What is expected: Report how many lines contain the word "INDEX"; answer with the number only.

Input data:
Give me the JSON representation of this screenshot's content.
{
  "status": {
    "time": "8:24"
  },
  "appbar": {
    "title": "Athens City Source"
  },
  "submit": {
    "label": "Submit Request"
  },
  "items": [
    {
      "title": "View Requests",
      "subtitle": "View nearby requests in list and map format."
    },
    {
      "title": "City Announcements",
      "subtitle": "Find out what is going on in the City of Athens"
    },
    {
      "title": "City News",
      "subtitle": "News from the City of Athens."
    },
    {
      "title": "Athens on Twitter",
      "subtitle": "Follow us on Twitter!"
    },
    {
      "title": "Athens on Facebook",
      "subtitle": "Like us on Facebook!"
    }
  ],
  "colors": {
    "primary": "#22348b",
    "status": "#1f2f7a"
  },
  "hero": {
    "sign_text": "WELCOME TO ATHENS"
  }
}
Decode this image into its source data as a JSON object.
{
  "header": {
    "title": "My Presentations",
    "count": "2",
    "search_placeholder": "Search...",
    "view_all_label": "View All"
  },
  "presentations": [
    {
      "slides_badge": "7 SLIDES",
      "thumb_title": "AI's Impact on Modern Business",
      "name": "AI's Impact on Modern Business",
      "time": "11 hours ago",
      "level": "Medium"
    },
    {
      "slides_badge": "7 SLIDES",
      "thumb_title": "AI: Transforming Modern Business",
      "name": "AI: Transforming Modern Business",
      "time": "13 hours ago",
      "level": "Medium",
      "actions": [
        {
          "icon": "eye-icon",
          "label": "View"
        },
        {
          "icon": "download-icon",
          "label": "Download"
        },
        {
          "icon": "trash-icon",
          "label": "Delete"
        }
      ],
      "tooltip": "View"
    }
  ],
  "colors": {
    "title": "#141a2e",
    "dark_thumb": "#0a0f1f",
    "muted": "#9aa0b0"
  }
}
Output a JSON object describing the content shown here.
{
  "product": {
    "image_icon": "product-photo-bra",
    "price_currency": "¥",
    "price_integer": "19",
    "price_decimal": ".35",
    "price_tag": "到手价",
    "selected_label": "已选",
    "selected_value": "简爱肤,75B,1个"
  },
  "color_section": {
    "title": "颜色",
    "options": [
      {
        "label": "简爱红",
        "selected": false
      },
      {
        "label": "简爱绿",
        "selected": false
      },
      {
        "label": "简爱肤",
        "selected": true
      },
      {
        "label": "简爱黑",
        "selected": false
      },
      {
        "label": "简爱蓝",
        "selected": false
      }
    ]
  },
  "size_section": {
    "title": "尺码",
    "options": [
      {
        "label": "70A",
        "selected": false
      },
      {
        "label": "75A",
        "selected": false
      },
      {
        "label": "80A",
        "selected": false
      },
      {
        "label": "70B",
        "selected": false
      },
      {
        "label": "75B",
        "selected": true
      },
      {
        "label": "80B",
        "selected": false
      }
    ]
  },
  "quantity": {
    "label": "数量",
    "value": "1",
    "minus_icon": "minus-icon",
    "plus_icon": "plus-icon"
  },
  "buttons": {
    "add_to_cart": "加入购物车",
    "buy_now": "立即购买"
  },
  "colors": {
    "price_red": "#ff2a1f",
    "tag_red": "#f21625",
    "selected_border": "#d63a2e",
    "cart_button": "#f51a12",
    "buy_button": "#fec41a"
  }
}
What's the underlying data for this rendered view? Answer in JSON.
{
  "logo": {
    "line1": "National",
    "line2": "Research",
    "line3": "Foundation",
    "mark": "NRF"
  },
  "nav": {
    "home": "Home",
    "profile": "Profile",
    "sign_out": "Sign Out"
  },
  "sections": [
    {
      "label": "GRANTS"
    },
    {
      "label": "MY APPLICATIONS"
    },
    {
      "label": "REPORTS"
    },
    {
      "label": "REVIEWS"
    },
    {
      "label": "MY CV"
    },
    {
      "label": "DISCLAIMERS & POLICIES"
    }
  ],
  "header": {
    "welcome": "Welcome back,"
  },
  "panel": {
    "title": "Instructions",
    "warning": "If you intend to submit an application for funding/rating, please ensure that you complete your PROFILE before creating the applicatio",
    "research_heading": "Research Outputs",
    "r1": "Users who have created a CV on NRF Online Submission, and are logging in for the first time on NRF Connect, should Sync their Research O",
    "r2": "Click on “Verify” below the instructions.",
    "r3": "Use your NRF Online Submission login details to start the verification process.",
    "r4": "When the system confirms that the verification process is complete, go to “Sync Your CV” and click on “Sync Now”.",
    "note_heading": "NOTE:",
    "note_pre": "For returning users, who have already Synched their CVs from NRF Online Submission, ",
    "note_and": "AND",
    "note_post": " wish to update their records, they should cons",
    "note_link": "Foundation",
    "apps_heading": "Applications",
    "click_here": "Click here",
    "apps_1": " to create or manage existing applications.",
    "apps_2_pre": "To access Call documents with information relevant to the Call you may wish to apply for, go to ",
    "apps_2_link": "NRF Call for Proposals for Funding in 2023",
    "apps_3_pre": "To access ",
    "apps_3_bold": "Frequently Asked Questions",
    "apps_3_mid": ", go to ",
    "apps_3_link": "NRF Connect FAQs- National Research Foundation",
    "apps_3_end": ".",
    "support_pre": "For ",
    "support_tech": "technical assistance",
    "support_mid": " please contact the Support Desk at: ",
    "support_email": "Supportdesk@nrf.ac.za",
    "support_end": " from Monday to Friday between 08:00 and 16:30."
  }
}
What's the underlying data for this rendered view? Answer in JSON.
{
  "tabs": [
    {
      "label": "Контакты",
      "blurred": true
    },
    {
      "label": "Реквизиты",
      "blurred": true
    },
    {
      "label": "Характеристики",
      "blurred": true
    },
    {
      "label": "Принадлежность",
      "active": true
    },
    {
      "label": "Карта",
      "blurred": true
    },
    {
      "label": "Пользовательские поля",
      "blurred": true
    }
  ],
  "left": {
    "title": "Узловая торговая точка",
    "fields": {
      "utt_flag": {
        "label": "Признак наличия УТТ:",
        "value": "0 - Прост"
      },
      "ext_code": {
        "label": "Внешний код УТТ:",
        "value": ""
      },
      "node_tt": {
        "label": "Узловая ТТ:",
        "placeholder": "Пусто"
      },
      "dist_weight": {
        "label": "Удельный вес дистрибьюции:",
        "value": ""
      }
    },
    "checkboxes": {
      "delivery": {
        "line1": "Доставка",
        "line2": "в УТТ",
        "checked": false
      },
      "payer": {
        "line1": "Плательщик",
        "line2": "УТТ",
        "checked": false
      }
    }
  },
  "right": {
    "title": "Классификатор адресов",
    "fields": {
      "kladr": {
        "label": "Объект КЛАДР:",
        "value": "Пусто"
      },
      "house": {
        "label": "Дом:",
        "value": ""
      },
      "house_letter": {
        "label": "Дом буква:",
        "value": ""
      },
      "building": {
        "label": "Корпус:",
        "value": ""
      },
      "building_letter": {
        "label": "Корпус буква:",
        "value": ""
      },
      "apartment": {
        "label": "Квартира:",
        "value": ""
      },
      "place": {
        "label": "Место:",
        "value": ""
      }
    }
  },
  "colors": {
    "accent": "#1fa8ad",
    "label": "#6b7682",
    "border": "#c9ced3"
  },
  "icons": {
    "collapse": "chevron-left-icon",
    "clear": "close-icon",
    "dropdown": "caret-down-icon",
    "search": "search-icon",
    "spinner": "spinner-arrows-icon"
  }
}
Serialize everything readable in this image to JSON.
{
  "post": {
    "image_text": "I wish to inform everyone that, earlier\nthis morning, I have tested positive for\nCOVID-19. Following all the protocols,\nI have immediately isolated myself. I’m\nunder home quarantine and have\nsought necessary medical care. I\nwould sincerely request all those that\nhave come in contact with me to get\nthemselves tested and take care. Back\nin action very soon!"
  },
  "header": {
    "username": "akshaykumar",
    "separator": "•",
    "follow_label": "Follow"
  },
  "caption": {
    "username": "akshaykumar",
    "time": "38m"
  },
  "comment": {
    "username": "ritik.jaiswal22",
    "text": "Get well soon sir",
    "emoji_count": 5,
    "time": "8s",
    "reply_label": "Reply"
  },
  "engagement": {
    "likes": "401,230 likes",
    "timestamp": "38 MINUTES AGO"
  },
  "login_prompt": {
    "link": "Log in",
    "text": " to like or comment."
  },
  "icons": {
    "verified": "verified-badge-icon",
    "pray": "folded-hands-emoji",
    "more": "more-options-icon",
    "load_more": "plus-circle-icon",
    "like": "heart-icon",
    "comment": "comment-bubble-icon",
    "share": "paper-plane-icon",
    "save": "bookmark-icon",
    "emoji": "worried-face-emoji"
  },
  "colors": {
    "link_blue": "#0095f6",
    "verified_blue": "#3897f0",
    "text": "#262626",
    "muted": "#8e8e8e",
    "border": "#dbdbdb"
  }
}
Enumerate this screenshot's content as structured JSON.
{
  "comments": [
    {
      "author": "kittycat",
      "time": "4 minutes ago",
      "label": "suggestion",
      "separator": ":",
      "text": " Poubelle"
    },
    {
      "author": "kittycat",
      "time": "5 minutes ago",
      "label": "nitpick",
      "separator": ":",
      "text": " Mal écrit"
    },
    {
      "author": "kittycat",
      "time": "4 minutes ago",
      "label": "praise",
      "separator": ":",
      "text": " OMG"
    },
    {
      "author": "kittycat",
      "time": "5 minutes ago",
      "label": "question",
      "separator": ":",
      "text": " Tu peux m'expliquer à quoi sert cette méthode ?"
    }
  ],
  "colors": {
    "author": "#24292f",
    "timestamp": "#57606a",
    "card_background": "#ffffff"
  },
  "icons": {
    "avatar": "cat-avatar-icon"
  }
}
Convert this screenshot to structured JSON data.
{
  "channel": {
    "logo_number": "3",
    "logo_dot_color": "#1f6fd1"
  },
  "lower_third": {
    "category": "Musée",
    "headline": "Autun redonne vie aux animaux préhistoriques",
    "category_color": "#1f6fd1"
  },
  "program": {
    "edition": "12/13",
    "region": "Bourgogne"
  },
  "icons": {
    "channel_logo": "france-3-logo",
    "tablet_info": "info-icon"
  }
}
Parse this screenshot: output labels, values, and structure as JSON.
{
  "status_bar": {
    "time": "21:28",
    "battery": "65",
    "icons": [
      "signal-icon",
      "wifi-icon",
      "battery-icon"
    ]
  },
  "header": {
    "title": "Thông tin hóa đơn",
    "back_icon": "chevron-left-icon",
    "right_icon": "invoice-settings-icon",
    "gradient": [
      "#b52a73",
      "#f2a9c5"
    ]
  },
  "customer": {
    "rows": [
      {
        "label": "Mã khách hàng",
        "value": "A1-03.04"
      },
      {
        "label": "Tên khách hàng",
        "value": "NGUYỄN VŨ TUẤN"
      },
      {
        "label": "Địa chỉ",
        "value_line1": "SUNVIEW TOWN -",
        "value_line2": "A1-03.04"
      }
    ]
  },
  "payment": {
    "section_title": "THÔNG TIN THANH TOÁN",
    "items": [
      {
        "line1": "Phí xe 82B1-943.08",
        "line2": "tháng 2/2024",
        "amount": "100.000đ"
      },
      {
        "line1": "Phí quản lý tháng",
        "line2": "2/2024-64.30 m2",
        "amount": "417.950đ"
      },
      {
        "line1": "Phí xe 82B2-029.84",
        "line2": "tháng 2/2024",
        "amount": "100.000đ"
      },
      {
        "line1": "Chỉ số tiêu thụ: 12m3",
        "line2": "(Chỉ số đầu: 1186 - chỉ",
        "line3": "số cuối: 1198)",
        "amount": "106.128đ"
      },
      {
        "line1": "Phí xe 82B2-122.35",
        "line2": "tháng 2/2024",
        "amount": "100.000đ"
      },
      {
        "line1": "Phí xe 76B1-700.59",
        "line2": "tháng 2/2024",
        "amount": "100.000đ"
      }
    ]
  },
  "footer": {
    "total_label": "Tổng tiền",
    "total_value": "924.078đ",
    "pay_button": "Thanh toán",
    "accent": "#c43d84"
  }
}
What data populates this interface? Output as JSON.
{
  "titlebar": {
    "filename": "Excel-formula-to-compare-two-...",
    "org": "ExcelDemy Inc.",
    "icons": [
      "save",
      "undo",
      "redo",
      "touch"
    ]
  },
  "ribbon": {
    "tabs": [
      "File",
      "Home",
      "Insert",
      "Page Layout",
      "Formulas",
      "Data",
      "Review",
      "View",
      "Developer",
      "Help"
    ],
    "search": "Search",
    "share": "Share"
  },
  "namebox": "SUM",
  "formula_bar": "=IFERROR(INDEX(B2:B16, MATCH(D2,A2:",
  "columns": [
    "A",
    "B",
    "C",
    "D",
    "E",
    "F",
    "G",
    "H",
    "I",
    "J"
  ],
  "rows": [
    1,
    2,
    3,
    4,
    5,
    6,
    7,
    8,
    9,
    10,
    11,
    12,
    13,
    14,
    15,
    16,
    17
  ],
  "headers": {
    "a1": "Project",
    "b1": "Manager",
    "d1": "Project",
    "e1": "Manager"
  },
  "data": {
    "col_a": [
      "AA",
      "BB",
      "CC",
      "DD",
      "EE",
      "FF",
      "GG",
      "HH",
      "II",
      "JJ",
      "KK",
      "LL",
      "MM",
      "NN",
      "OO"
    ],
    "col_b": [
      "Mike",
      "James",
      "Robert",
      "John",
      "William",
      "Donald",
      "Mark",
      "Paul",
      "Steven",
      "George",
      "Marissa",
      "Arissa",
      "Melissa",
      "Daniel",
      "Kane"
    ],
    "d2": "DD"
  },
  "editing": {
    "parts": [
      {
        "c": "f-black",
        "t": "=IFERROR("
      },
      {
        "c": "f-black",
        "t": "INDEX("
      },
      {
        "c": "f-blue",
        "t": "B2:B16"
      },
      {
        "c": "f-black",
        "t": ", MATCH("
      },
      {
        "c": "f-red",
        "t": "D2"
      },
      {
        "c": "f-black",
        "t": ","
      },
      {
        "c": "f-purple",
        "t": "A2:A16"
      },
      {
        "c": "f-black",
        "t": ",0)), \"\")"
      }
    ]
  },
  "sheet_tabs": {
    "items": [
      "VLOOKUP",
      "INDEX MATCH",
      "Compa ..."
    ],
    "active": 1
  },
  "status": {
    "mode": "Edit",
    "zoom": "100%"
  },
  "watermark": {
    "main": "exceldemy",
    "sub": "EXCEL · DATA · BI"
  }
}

Response to the task: 3